What is needed =
Reproduce every one of the lines below verbatim, and omit the picture from your answer.

Material for this exercise =
** begin **

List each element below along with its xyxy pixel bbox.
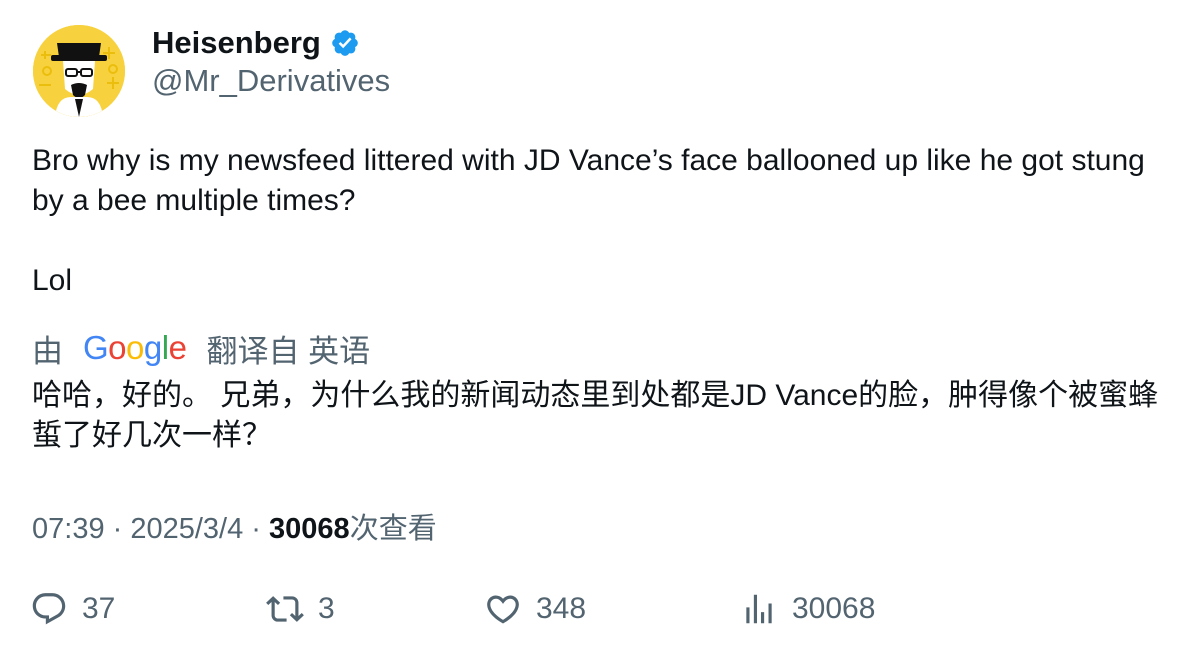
tweet-paragraph: Lol (32, 264, 73, 297)
tweet-time[interactable]: 07:39 (32, 513, 105, 545)
tweet-meta: 07:39 · 2025/3/4 · 30068次查看 (32, 505, 437, 547)
reply-icon (32, 593, 66, 625)
tweet-date[interactable]: 2025/3/4 (130, 513, 243, 545)
avatar-portrait-icon (33, 25, 125, 117)
views-count: 30068 (792, 592, 876, 625)
user-handle[interactable]: @Mr_Derivatives (152, 63, 390, 99)
meta-separator: · (243, 513, 270, 545)
avatar[interactable] (33, 25, 125, 117)
retweet-count: 3 (318, 592, 335, 625)
name-row: Heisenberg (152, 25, 360, 61)
meta-separator: · (104, 513, 131, 545)
like-icon (487, 595, 519, 624)
views-icon (746, 594, 772, 624)
verified-badge-icon[interactable] (330, 28, 360, 58)
meta-views-count: 30068 (269, 513, 350, 545)
google-logo: Google (83, 329, 187, 366)
translation-prefix: 由 (32, 333, 63, 369)
reply-count: 37 (82, 592, 116, 625)
meta-views-label: 次查看 (349, 513, 437, 545)
tweet-paragraph: Bro why is my newsfeed littered with JD … (32, 144, 1145, 217)
action-bar: 37 3 348 30068 (30, 590, 1170, 634)
display-name[interactable]: Heisenberg (152, 25, 321, 61)
views-button[interactable]: 30068 (740, 590, 875, 628)
translation-attribution[interactable]: 由 Google 翻译自 英语 (32, 326, 370, 370)
retweet-button[interactable]: 3 (266, 590, 335, 628)
retweet-icon (266, 596, 304, 622)
tweet-text: Bro why is my newsfeed littered with JD … (32, 141, 1162, 301)
like-button[interactable]: 348 (484, 590, 586, 628)
translation-suffix: 翻译自 英语 (206, 333, 371, 369)
reply-button[interactable]: 37 (30, 590, 115, 628)
translated-text: 哈哈，好的。 兄弟，为什么我的新闻动态里到处都是JD Vance的脸，肿得像个被… (32, 379, 1159, 452)
like-count: 348 (536, 592, 587, 625)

** end **

Output of the task =
List each element below along with its xyxy pixel bbox.
tweet-paragraph: Lol (32, 264, 73, 297)
tweet-time[interactable]: 07:39 (32, 513, 105, 545)
tweet-meta: 07:39 · 2025/3/4 · 30068次查看 (32, 505, 437, 547)
reply-icon (32, 593, 66, 625)
tweet-date[interactable]: 2025/3/4 (130, 513, 243, 545)
avatar-portrait-icon (33, 25, 125, 117)
views-count: 30068 (792, 592, 876, 625)
user-handle[interactable]: @Mr_Derivatives (152, 63, 390, 99)
meta-separator: · (243, 513, 270, 545)
avatar[interactable] (33, 25, 125, 117)
retweet-count: 3 (318, 592, 335, 625)
name-row: Heisenberg (152, 25, 360, 61)
meta-separator: · (104, 513, 131, 545)
like-icon (487, 595, 519, 624)
views-icon (746, 594, 772, 624)
verified-badge-icon[interactable] (330, 28, 360, 58)
meta-views-count: 30068 (269, 513, 350, 545)
google-logo: Google (83, 329, 187, 366)
translation-prefix: 由 (32, 333, 63, 369)
reply-count: 37 (82, 592, 116, 625)
meta-views-label: 次查看 (349, 513, 437, 545)
tweet-paragraph: Bro why is my newsfeed littered with JD … (32, 144, 1145, 217)
action-bar: 37 3 348 30068 (30, 590, 1170, 634)
display-name[interactable]: Heisenberg (152, 25, 321, 61)
views-button[interactable]: 30068 (740, 590, 875, 628)
translation-attribution[interactable]: 由 Google 翻译自 英语 (32, 326, 370, 370)
retweet-button[interactable]: 3 (266, 590, 335, 628)
retweet-icon (266, 596, 304, 622)
tweet-text: Bro why is my newsfeed littered with JD … (32, 141, 1162, 301)
like-button[interactable]: 348 (484, 590, 586, 628)
translation-suffix: 翻译自 英语 (206, 333, 371, 369)
reply-button[interactable]: 37 (30, 590, 115, 628)
translated-text: 哈哈，好的。 兄弟，为什么我的新闻动态里到处都是JD Vance的脸，肿得像个被… (32, 379, 1159, 452)
like-count: 348 (536, 592, 587, 625)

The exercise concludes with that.